PROBLEM 1 |
List every length of time that the article on Treasury bills gives with a number.
PROBLEM 2 |
Translate this sentence from the article on Treasury bills into Spanish: "Before the shutdown, the Treasury was selling one-month debt at next to nothing."

QUOTED PASSAGE |
Segment Open

Analysis: Debt fight dings U.S. Treasury bills' status
NEW YORK (Reuters) - The safe-haven reputation of U.S. Treasury bills took a beating during the latest debt ceiling fight in Washington, and it won't be regained soon, even after the last-minute deal to avert a threatened default.
The temporary agreement to lift the government's debt limit may only pave the way for another political struggle between President Barack Obama and Republican lawmakers in early 2014 over the federal budget and borrowing levels.
While others measure the toll on the economy from the 16-day federal government shutdown, Wall Street is fretting over the future appetite for U.S. debt and its effect on federal borrowing costs.
During the next three-and-a-half months before the next debt ceiling deadline, the U.S. government might pay higher interest rates on its short-term debt.
Before the shutdown, the Treasury was selling one-month debt at next to nothing. The rise in yields as a result of the crisis will cost the Treasury an estimated $56 million more in interest payments than it would have incurred had this month's auctions been sold in September.

Segment Closed

EXTRACTED INFORMATION |
Segment Open

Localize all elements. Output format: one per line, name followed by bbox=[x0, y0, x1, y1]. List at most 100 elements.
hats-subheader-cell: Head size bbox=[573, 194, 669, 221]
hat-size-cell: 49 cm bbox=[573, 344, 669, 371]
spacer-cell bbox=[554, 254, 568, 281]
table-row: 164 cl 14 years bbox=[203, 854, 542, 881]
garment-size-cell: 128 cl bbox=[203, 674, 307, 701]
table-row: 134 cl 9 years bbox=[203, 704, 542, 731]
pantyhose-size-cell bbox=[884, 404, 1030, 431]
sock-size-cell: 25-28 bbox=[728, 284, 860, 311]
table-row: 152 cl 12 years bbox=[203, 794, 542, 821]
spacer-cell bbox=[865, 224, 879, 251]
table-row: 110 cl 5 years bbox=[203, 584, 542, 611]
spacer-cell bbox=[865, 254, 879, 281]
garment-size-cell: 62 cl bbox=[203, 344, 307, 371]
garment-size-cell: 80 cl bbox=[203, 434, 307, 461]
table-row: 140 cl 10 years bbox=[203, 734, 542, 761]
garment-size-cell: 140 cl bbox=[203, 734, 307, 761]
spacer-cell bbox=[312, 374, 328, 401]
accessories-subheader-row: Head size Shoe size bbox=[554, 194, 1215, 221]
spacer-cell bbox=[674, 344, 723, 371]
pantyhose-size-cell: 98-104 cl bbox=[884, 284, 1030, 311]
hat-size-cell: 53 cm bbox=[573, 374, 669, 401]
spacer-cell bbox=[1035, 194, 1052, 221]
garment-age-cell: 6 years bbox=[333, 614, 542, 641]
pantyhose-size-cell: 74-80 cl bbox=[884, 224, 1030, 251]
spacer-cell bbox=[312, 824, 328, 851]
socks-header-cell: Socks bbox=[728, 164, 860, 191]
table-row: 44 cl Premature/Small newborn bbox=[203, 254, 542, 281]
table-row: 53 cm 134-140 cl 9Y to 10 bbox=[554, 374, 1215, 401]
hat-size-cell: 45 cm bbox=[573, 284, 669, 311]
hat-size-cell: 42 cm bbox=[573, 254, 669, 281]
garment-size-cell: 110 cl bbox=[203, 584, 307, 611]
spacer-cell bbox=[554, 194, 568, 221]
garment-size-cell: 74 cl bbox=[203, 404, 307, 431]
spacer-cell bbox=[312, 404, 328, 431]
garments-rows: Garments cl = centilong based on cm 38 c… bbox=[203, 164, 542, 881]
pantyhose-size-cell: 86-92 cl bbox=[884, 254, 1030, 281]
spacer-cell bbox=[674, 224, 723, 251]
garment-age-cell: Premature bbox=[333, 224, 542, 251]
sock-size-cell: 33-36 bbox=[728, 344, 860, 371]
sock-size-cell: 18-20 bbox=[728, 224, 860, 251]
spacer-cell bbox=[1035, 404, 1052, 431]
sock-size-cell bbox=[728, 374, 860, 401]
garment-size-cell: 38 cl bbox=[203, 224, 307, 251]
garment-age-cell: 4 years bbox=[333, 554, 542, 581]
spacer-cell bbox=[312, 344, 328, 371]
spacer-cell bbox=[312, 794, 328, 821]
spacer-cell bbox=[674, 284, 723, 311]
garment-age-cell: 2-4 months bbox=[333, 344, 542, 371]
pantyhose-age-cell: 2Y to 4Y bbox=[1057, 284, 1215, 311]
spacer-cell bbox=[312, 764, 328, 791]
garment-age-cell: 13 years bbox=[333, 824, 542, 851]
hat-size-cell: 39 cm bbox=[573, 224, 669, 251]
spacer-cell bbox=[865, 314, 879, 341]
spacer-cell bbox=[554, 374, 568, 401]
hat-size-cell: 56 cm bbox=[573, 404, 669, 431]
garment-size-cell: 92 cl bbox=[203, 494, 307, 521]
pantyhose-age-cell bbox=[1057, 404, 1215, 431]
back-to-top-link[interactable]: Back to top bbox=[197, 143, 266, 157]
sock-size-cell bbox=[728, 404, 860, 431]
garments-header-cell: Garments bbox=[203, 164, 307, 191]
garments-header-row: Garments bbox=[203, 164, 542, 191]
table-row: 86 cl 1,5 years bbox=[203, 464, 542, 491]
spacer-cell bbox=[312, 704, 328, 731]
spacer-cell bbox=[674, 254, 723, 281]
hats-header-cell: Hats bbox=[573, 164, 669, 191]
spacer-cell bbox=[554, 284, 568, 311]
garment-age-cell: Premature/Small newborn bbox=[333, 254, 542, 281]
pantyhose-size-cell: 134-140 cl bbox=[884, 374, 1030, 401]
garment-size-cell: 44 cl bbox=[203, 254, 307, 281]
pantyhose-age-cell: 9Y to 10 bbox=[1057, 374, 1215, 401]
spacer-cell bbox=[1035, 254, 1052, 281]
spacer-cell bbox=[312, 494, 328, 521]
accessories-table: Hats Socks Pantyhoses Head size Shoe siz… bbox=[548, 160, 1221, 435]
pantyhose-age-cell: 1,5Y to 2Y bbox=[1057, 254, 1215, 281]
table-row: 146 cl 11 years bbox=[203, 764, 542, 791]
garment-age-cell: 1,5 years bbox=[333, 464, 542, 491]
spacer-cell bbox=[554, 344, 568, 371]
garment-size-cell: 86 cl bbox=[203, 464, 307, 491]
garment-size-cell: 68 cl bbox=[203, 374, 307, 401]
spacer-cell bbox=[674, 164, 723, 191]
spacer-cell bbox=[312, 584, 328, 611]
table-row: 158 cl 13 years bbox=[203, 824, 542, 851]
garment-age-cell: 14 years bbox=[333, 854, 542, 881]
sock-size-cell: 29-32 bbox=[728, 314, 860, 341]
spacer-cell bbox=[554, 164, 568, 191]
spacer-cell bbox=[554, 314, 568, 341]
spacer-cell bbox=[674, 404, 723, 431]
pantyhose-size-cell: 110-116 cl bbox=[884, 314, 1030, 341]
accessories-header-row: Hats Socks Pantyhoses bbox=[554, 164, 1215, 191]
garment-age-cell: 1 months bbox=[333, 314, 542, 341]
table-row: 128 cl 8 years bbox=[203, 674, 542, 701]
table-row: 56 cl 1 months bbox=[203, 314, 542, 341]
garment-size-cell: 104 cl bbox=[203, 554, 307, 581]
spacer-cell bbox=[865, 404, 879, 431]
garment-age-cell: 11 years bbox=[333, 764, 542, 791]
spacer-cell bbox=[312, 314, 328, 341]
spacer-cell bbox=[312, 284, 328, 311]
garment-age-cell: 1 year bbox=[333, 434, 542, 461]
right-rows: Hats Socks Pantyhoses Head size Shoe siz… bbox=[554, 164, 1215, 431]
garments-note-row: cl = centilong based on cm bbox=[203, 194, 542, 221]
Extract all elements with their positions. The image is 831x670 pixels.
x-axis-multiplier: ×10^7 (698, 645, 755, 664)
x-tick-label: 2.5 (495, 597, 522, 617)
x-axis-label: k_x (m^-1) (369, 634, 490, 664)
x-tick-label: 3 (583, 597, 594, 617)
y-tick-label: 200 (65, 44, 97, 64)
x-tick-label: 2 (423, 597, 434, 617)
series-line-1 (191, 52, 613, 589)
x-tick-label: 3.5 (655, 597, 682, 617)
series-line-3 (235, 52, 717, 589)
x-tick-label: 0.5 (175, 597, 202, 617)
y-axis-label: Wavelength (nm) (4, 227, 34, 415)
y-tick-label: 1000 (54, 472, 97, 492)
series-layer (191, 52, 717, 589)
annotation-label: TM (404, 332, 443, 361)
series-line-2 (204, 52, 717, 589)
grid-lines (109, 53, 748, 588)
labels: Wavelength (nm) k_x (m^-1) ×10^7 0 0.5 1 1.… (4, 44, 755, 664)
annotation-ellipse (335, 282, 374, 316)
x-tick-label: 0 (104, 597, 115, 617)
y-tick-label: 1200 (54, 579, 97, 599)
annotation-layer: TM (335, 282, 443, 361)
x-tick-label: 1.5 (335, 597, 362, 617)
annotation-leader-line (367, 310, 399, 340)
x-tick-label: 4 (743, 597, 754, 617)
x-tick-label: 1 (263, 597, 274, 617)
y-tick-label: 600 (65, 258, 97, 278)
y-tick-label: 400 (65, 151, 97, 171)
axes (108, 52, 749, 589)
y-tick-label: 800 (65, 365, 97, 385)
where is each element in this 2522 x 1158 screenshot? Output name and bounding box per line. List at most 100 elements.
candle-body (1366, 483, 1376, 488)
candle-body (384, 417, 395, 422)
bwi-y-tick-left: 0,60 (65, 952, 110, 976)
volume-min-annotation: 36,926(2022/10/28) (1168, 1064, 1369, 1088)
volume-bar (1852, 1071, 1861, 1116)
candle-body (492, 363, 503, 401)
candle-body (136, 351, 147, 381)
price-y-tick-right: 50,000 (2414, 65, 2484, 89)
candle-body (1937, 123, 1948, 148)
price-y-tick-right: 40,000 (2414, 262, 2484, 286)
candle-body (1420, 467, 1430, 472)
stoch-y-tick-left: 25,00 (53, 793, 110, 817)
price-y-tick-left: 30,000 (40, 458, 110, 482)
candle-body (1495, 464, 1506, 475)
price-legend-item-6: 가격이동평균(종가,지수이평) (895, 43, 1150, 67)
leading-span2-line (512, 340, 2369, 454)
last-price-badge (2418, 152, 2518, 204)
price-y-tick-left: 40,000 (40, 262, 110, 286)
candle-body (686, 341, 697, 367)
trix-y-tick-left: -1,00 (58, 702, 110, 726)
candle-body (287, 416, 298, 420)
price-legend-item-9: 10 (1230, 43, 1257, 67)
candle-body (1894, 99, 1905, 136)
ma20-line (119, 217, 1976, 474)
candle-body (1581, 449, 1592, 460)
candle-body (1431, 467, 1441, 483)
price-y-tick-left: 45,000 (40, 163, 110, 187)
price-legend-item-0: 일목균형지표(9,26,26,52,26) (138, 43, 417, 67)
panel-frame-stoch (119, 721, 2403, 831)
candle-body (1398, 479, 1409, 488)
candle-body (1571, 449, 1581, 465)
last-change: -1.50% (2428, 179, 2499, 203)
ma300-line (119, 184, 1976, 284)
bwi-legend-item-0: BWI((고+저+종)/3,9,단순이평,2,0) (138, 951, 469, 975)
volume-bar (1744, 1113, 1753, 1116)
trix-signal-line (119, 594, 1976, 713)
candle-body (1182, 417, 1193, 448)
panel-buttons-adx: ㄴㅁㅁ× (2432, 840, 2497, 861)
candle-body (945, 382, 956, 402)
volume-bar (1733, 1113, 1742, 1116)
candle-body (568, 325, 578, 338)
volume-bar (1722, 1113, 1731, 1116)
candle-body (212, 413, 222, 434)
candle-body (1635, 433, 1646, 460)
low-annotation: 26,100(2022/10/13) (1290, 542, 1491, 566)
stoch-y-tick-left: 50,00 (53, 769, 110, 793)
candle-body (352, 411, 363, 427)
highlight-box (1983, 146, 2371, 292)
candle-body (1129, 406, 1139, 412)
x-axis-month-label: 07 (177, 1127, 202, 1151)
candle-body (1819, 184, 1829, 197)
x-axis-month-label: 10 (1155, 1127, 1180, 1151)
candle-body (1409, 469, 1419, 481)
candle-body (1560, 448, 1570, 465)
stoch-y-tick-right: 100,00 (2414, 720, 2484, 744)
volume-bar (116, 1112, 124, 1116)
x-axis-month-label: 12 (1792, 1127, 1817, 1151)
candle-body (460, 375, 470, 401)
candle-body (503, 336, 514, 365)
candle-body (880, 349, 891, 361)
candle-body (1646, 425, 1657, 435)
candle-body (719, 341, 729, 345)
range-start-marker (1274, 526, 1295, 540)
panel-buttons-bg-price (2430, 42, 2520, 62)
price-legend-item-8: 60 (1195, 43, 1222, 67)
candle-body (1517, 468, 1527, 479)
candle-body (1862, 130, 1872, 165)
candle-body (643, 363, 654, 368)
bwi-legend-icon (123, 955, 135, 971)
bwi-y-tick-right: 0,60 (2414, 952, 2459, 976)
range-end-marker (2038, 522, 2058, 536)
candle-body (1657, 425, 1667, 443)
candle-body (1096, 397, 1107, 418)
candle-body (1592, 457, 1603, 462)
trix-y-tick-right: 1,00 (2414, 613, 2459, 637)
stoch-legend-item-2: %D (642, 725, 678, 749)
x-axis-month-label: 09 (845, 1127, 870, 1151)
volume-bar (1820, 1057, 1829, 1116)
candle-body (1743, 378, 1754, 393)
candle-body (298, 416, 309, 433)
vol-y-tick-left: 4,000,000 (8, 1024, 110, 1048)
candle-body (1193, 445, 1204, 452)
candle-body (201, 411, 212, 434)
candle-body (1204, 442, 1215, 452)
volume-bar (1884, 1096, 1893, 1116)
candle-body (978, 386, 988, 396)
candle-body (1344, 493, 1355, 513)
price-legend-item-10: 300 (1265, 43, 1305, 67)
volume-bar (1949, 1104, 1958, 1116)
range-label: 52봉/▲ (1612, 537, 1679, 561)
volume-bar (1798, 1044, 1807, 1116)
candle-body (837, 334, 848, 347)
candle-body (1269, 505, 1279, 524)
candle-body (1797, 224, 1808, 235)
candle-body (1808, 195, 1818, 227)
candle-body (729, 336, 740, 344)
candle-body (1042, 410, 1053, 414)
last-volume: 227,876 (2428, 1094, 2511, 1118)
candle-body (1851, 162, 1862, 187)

Segment Closed

EXERCISE ANSWER 1 |
- 16-day
- three-and-a-half months
- one-month

EXERCISE ANSWER 2 |
Antes del cierre del gobierno, el Tesoro vendía deuda a un mes prácticamente a costo cero.